RAW RECORDS:

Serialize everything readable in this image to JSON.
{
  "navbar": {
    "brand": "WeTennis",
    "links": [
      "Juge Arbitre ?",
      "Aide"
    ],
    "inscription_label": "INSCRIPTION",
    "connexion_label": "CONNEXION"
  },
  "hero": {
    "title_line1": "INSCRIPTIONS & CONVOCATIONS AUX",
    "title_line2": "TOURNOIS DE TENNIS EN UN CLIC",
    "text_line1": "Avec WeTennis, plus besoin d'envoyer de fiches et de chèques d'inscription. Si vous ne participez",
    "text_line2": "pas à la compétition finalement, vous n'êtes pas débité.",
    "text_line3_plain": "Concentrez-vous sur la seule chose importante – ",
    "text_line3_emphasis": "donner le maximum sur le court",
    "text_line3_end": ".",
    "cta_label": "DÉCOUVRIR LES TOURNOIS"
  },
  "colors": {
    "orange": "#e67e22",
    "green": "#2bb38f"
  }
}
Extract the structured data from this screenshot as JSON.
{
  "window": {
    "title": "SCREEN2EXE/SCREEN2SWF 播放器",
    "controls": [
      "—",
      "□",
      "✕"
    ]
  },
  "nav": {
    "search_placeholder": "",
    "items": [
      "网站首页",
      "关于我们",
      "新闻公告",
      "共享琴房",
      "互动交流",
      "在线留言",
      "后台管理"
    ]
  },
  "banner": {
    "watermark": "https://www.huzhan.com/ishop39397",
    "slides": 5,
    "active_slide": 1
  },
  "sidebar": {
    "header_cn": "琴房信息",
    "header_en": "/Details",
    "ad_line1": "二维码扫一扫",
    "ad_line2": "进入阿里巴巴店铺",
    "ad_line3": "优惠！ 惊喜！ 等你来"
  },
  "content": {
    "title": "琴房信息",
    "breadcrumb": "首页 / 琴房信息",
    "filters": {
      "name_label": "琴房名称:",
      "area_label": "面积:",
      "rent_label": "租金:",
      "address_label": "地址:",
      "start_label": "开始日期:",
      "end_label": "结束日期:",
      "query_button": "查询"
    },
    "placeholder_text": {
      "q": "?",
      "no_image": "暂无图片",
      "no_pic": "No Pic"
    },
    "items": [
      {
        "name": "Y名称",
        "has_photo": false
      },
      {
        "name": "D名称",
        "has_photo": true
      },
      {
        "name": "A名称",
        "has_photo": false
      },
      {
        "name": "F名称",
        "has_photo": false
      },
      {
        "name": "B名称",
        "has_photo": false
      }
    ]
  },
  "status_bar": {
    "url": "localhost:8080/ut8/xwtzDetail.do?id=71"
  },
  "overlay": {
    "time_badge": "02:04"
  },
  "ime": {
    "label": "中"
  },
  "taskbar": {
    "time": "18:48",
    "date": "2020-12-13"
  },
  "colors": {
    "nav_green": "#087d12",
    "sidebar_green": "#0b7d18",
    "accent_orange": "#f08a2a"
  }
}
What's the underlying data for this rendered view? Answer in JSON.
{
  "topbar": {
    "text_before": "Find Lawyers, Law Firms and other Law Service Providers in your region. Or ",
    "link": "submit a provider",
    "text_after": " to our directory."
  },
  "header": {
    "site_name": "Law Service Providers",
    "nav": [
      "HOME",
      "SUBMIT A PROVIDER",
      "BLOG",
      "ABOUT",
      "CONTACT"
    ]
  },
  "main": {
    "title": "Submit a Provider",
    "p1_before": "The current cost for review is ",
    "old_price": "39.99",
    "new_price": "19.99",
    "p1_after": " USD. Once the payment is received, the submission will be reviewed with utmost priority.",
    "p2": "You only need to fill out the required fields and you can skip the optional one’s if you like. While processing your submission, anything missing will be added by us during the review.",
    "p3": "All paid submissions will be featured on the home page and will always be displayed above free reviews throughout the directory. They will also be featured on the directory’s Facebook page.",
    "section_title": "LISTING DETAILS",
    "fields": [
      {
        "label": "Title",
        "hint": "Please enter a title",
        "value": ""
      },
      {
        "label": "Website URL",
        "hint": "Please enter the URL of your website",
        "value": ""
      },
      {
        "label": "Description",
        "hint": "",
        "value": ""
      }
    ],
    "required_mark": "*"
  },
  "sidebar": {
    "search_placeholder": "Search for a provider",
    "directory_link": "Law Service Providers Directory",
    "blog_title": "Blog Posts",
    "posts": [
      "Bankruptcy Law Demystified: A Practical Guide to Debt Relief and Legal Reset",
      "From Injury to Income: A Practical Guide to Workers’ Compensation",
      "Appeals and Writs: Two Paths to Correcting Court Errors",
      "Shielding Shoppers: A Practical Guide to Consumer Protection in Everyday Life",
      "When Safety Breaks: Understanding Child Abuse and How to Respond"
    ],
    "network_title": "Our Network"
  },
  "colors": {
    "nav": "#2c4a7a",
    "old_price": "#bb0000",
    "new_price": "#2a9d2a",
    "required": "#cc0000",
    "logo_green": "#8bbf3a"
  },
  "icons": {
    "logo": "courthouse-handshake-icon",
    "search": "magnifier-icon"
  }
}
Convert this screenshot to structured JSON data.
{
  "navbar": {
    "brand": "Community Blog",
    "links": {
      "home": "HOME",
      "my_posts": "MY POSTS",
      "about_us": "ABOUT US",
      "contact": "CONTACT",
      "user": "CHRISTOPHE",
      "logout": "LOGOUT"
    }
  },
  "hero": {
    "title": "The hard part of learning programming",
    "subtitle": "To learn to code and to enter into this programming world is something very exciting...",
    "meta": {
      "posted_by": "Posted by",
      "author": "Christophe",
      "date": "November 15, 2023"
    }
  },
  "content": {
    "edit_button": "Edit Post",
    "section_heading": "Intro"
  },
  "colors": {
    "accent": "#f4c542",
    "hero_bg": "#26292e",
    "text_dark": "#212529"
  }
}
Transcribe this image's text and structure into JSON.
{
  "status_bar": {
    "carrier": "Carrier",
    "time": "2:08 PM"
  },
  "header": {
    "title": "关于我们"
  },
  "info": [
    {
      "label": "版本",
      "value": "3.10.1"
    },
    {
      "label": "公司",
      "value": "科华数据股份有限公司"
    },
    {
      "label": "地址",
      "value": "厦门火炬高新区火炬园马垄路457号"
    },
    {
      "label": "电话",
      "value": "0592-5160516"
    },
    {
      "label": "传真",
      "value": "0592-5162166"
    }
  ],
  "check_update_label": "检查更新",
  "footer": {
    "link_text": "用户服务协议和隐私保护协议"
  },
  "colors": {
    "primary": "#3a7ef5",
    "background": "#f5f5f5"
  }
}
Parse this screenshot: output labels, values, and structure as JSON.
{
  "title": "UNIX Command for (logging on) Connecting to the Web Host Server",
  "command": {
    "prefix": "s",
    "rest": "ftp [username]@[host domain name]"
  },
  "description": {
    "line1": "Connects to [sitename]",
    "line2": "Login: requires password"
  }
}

GOAL: The entries above must be returned in full, exactly as shown.

TASK RESULT:
Serialize everything readable in this image to JSON.
{
  "navbar": {
    "brand": "WeTennis",
    "links": [
      "Juge Arbitre ?",
      "Aide"
    ],
    "inscription_label": "INSCRIPTION",
    "connexion_label": "CONNEXION"
  },
  "hero": {
    "title_line1": "INSCRIPTIONS & CONVOCATIONS AUX",
    "title_line2": "TOURNOIS DE TENNIS EN UN CLIC",
    "text_line1": "Avec WeTennis, plus besoin d'envoyer de fiches et de chèques d'inscription. Si vous ne participez",
    "text_line2": "pas à la compétition finalement, vous n'êtes pas débité.",
    "text_line3_plain": "Concentrez-vous sur la seule chose importante – ",
    "text_line3_emphasis": "donner le maximum sur le court",
    "text_line3_end": ".",
    "cta_label": "DÉCOUVRIR LES TOURNOIS"
  },
  "colors": {
    "orange": "#e67e22",
    "green": "#2bb38f"
  }
}
Extract the structured data from this screenshot as JSON.
{
  "window": {
    "title": "SCREEN2EXE/SCREEN2SWF 播放器",
    "controls": [
      "—",
      "□",
      "✕"
    ]
  },
  "nav": {
    "search_placeholder": "",
    "items": [
      "网站首页",
      "关于我们",
      "新闻公告",
      "共享琴房",
      "互动交流",
      "在线留言",
      "后台管理"
    ]
  },
  "banner": {
    "watermark": "https://www.huzhan.com/ishop39397",
    "slides": 5,
    "active_slide": 1
  },
  "sidebar": {
    "header_cn": "琴房信息",
    "header_en": "/Details",
    "ad_line1": "二维码扫一扫",
    "ad_line2": "进入阿里巴巴店铺",
    "ad_line3": "优惠！ 惊喜！ 等你来"
  },
  "content": {
    "title": "琴房信息",
    "breadcrumb": "首页 / 琴房信息",
    "filters": {
      "name_label": "琴房名称:",
      "area_label": "面积:",
      "rent_label": "租金:",
      "address_label": "地址:",
      "start_label": "开始日期:",
      "end_label": "结束日期:",
      "query_button": "查询"
    },
    "placeholder_text": {
      "q": "?",
      "no_image": "暂无图片",
      "no_pic": "No Pic"
    },
    "items": [
      {
        "name": "Y名称",
        "has_photo": false
      },
      {
        "name": "D名称",
        "has_photo": true
      },
      {
        "name": "A名称",
        "has_photo": false
      },
      {
        "name": "F名称",
        "has_photo": false
      },
      {
        "name": "B名称",
        "has_photo": false
      }
    ]
  },
  "status_bar": {
    "url": "localhost:8080/ut8/xwtzDetail.do?id=71"
  },
  "overlay": {
    "time_badge": "02:04"
  },
  "ime": {
    "label": "中"
  },
  "taskbar": {
    "time": "18:48",
    "date": "2020-12-13"
  },
  "colors": {
    "nav_green": "#087d12",
    "sidebar_green": "#0b7d18",
    "accent_orange": "#f08a2a"
  }
}
What's the underlying data for this rendered view? Answer in JSON.
{
  "topbar": {
    "text_before": "Find Lawyers, Law Firms and other Law Service Providers in your region. Or ",
    "link": "submit a provider",
    "text_after": " to our directory."
  },
  "header": {
    "site_name": "Law Service Providers",
    "nav": [
      "HOME",
      "SUBMIT A PROVIDER",
      "BLOG",
      "ABOUT",
      "CONTACT"
    ]
  },
  "main": {
    "title": "Submit a Provider",
    "p1_before": "The current cost for review is ",
    "old_price": "39.99",
    "new_price": "19.99",
    "p1_after": " USD. Once the payment is received, the submission will be reviewed with utmost priority.",
    "p2": "You only need to fill out the required fields and you can skip the optional one’s if you like. While processing your submission, anything missing will be added by us during the review.",
    "p3": "All paid submissions will be featured on the home page and will always be displayed above free reviews throughout the directory. They will also be featured on the directory’s Facebook page.",
    "section_title": "LISTING DETAILS",
    "fields": [
      {
        "label": "Title",
        "hint": "Please enter a title",
        "value": ""
      },
      {
        "label": "Website URL",
        "hint": "Please enter the URL of your website",
        "value": ""
      },
      {
        "label": "Description",
        "hint": "",
        "value": ""
      }
    ],
    "required_mark": "*"
  },
  "sidebar": {
    "search_placeholder": "Search for a provider",
    "directory_link": "Law Service Providers Directory",
    "blog_title": "Blog Posts",
    "posts": [
      "Bankruptcy Law Demystified: A Practical Guide to Debt Relief and Legal Reset",
      "From Injury to Income: A Practical Guide to Workers’ Compensation",
      "Appeals and Writs: Two Paths to Correcting Court Errors",
      "Shielding Shoppers: A Practical Guide to Consumer Protection in Everyday Life",
      "When Safety Breaks: Understanding Child Abuse and How to Respond"
    ],
    "network_title": "Our Network"
  },
  "colors": {
    "nav": "#2c4a7a",
    "old_price": "#bb0000",
    "new_price": "#2a9d2a",
    "required": "#cc0000",
    "logo_green": "#8bbf3a"
  },
  "icons": {
    "logo": "courthouse-handshake-icon",
    "search": "magnifier-icon"
  }
}
Convert this screenshot to structured JSON data.
{
  "navbar": {
    "brand": "Community Blog",
    "links": {
      "home": "HOME",
      "my_posts": "MY POSTS",
      "about_us": "ABOUT US",
      "contact": "CONTACT",
      "user": "CHRISTOPHE",
      "logout": "LOGOUT"
    }
  },
  "hero": {
    "title": "The hard part of learning programming",
    "subtitle": "To learn to code and to enter into this programming world is something very exciting...",
    "meta": {
      "posted_by": "Posted by",
      "author": "Christophe",
      "date": "November 15, 2023"
    }
  },
  "content": {
    "edit_button": "Edit Post",
    "section_heading": "Intro"
  },
  "colors": {
    "accent": "#f4c542",
    "hero_bg": "#26292e",
    "text_dark": "#212529"
  }
}
Transcribe this image's text and structure into JSON.
{
  "status_bar": {
    "carrier": "Carrier",
    "time": "2:08 PM"
  },
  "header": {
    "title": "关于我们"
  },
  "info": [
    {
      "label": "版本",
      "value": "3.10.1"
    },
    {
      "label": "公司",
      "value": "科华数据股份有限公司"
    },
    {
      "label": "地址",
      "value": "厦门火炬高新区火炬园马垄路457号"
    },
    {
      "label": "电话",
      "value": "0592-5160516"
    },
    {
      "label": "传真",
      "value": "0592-5162166"
    }
  ],
  "check_update_label": "检查更新",
  "footer": {
    "link_text": "用户服务协议和隐私保护协议"
  },
  "colors": {
    "primary": "#3a7ef5",
    "background": "#f5f5f5"
  }
}
Parse this screenshot: output labels, values, and structure as JSON.
{
  "title": "UNIX Command for (logging on) Connecting to the Web Host Server",
  "command": {
    "prefix": "s",
    "rest": "ftp [username]@[host domain name]"
  },
  "description": {
    "line1": "Connects to [sitename]",
    "line2": "Login: requires password"
  }
}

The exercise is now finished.